** Start DATA ROWS **

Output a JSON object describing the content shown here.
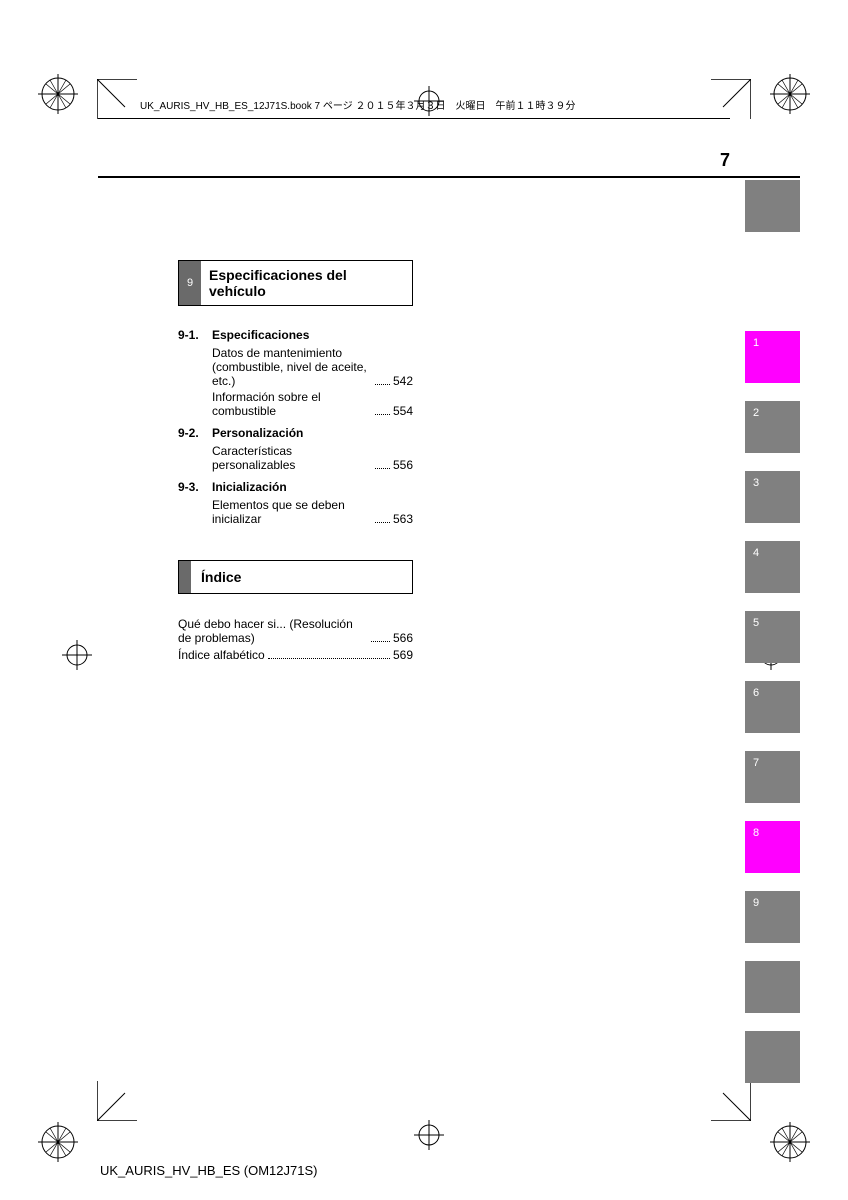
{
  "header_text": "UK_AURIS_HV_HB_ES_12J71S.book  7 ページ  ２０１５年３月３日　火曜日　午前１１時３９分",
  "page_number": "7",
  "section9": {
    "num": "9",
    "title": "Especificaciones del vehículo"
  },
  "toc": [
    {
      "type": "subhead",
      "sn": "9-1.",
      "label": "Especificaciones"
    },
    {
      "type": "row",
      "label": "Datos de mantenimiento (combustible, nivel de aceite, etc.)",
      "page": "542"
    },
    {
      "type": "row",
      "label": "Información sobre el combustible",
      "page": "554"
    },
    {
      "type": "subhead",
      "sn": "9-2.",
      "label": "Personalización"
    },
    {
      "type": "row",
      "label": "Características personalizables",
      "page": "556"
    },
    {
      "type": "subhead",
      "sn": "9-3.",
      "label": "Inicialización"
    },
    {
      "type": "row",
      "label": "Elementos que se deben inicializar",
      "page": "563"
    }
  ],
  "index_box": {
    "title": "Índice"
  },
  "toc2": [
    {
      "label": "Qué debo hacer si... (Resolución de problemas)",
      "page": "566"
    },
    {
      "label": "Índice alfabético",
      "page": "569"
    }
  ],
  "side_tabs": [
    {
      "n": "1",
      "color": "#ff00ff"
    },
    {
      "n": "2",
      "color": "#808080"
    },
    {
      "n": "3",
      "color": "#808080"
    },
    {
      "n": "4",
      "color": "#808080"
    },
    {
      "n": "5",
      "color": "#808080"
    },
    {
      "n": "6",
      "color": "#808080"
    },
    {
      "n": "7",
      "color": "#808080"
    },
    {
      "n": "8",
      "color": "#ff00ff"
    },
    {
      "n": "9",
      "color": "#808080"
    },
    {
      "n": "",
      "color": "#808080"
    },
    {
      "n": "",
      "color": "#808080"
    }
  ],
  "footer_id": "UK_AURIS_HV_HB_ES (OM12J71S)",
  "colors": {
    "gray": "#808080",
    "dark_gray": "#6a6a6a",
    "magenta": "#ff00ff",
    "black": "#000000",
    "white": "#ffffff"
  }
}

** End DATA ROWS **
** Start DATA ROWS **

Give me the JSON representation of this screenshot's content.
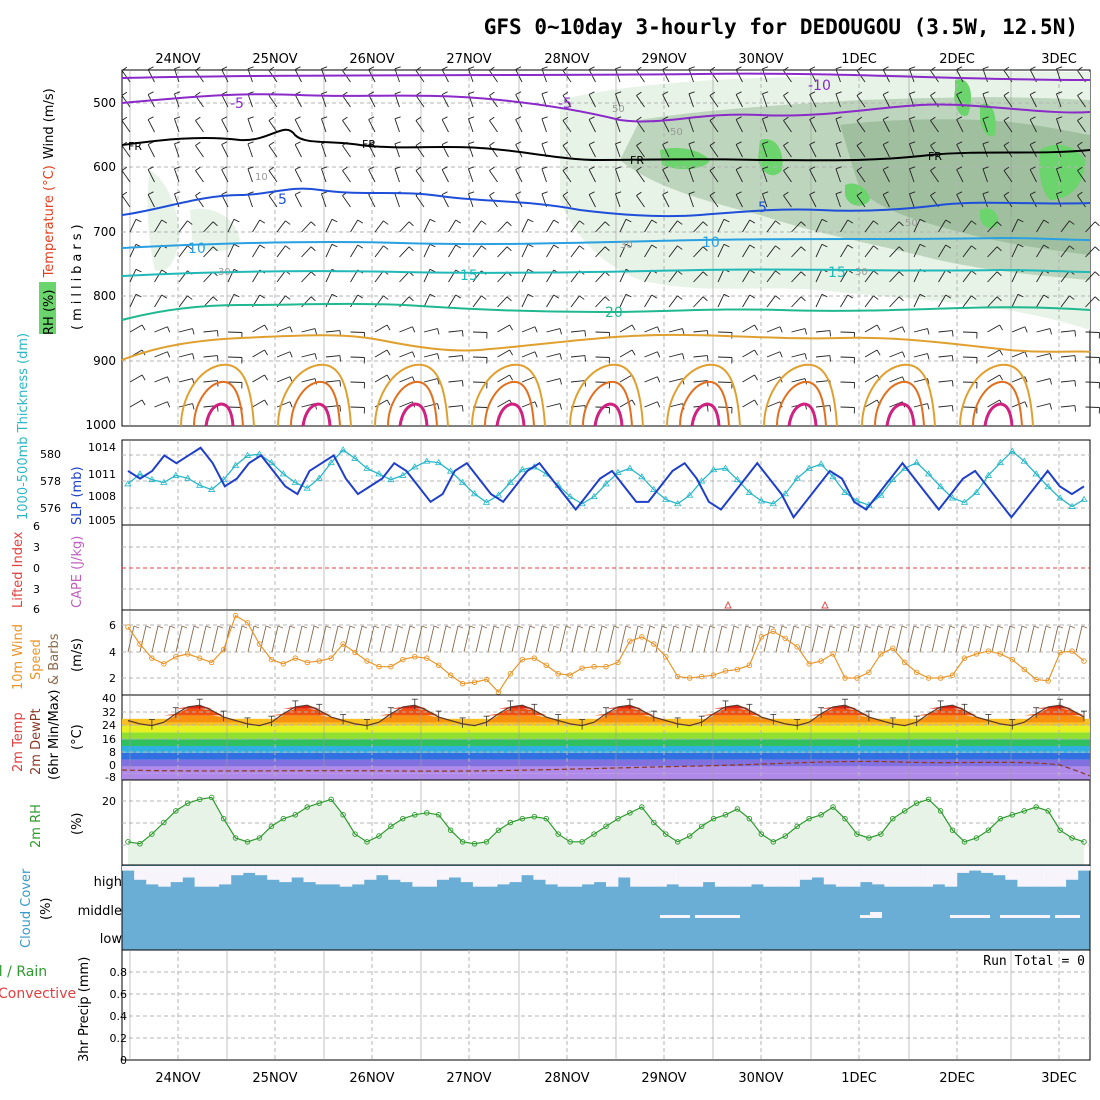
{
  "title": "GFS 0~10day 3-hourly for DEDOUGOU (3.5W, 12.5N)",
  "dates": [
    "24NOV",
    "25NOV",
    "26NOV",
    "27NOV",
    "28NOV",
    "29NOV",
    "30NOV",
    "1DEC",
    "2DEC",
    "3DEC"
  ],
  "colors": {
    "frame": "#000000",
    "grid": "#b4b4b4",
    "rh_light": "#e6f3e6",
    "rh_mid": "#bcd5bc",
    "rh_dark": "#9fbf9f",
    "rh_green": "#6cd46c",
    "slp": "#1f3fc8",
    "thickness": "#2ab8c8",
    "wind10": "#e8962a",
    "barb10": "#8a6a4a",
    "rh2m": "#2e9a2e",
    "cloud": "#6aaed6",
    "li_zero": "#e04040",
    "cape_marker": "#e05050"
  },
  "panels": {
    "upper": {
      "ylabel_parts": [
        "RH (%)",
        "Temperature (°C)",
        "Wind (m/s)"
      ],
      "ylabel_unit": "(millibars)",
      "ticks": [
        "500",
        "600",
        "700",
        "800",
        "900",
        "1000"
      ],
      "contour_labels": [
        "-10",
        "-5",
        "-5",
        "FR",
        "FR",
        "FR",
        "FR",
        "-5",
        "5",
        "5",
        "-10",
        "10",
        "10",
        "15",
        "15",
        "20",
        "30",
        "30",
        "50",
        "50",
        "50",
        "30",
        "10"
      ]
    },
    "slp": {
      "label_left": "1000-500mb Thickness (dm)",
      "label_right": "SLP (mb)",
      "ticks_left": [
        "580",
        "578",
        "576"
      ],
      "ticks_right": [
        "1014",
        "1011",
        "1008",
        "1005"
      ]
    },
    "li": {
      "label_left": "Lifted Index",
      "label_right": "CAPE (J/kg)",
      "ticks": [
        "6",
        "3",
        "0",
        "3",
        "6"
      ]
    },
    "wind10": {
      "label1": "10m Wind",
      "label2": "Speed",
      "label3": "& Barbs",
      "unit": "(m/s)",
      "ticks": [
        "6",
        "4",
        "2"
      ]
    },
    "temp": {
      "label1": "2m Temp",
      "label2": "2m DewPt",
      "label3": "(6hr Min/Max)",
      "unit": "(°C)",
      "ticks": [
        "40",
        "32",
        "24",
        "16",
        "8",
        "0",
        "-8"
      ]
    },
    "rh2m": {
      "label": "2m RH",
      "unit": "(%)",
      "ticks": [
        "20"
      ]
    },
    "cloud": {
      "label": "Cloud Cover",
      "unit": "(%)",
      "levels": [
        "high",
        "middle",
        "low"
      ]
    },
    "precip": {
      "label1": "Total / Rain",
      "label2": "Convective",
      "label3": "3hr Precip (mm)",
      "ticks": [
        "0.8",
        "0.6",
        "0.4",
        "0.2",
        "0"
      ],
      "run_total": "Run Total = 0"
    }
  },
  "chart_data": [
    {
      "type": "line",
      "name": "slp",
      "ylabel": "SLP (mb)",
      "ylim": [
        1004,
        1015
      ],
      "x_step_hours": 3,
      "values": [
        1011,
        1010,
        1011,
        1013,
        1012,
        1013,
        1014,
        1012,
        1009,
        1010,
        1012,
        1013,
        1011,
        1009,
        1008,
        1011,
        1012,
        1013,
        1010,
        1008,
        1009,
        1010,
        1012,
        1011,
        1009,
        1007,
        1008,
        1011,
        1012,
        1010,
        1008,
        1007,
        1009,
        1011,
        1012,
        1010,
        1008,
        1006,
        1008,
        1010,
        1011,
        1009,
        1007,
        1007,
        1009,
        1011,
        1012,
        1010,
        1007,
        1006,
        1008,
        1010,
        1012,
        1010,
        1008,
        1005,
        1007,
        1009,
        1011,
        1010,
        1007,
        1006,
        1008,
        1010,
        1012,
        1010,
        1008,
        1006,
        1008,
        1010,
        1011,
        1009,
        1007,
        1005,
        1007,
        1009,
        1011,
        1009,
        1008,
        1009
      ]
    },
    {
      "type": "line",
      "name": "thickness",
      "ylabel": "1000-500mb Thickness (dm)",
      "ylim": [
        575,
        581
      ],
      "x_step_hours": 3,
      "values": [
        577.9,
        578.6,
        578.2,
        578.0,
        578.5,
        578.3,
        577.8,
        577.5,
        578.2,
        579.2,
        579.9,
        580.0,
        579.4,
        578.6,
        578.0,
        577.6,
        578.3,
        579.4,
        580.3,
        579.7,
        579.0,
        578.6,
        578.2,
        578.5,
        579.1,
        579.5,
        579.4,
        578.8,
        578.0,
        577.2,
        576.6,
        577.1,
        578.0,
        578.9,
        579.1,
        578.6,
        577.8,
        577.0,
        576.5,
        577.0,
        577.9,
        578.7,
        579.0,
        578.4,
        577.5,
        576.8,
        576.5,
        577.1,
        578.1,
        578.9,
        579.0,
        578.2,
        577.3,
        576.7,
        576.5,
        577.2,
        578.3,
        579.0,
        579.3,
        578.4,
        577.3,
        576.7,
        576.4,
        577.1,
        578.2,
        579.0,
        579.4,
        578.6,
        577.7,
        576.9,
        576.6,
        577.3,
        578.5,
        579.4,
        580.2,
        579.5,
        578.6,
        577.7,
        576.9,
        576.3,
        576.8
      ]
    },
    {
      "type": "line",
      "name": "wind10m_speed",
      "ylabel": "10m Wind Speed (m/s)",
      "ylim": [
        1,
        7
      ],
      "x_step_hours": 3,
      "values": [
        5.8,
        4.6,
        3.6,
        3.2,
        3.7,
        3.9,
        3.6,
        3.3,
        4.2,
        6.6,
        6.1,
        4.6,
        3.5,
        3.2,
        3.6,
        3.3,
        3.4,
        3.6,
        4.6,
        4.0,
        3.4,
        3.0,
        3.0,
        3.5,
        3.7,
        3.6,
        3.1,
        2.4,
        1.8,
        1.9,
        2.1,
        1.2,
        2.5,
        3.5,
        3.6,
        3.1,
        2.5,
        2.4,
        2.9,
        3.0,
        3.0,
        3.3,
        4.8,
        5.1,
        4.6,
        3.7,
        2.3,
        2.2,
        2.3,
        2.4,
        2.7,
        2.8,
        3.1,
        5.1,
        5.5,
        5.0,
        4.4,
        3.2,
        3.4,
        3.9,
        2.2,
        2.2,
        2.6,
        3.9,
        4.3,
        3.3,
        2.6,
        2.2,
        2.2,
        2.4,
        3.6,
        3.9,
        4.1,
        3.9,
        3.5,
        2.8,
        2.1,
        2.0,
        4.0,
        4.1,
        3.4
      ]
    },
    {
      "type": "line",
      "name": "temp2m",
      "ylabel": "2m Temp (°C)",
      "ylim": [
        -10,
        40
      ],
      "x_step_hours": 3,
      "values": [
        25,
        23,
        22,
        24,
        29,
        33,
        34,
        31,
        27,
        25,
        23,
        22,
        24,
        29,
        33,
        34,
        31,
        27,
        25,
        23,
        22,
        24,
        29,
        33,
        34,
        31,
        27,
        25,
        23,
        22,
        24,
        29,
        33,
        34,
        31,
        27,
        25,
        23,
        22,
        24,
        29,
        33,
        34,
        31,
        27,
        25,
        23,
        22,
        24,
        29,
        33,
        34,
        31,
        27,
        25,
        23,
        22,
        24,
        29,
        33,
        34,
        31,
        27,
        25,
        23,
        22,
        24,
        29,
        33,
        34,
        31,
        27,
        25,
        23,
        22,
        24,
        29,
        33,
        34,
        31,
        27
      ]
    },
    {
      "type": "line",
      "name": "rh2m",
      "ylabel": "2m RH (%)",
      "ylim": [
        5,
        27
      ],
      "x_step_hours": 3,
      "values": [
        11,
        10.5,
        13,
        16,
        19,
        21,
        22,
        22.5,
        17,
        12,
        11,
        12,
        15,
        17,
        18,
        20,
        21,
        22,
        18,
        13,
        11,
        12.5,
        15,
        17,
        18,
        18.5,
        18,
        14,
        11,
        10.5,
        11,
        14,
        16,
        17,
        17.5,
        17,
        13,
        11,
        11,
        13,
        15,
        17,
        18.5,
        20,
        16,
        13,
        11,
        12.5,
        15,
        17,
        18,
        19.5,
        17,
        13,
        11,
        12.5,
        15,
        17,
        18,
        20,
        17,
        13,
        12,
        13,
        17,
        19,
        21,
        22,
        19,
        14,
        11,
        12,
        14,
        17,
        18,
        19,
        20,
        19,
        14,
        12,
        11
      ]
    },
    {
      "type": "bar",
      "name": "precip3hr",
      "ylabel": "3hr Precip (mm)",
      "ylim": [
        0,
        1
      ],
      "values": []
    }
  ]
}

** End DATA ROWS **
** Start DATA ROWS **

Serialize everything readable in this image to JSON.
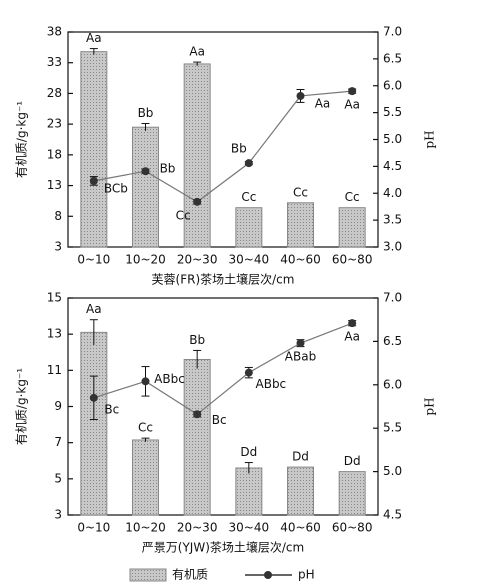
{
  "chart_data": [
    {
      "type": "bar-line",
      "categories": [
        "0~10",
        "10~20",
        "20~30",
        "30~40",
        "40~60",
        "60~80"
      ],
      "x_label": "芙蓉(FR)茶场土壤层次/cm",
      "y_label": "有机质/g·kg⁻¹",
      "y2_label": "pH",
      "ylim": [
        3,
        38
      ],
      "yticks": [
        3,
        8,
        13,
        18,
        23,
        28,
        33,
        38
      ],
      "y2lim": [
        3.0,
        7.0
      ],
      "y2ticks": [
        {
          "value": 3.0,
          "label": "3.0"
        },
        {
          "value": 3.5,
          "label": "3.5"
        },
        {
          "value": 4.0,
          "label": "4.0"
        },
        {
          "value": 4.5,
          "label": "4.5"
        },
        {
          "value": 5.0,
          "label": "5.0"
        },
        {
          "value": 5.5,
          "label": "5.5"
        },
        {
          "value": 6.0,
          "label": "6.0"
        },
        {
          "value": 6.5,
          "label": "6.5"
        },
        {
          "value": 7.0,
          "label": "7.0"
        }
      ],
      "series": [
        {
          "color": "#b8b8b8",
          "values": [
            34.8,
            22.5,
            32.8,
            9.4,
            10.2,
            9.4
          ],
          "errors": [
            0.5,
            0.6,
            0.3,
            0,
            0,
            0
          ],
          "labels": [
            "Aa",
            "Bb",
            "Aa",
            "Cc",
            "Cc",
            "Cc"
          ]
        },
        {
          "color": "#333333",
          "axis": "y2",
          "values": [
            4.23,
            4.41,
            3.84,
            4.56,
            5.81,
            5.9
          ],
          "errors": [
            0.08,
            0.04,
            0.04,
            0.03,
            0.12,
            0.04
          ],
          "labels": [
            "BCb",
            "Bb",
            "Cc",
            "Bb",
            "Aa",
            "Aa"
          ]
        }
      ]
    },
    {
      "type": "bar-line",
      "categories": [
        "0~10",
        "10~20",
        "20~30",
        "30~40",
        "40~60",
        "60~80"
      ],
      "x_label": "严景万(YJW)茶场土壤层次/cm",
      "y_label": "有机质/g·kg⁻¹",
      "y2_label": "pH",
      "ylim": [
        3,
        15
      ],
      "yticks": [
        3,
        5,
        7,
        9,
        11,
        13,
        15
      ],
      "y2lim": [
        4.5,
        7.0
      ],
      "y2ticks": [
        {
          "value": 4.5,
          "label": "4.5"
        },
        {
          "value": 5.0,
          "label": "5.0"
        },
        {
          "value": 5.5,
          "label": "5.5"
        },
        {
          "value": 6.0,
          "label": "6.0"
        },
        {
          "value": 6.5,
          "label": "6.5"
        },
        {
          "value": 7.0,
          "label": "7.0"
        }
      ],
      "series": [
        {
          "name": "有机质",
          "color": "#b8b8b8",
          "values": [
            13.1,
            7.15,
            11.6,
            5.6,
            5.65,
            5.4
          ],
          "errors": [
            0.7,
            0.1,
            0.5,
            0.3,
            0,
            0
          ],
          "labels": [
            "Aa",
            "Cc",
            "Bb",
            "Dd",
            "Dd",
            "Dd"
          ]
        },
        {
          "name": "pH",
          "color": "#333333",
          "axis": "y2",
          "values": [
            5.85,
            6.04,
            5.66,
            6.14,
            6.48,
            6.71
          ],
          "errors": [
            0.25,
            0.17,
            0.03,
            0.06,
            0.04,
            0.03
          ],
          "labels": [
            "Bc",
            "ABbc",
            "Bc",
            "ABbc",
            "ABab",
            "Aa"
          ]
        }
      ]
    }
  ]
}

** End DATA ROWS **

Determine how many lines of the listing hold the word "Total" and reply with that figure alone.

THE REPLY: 2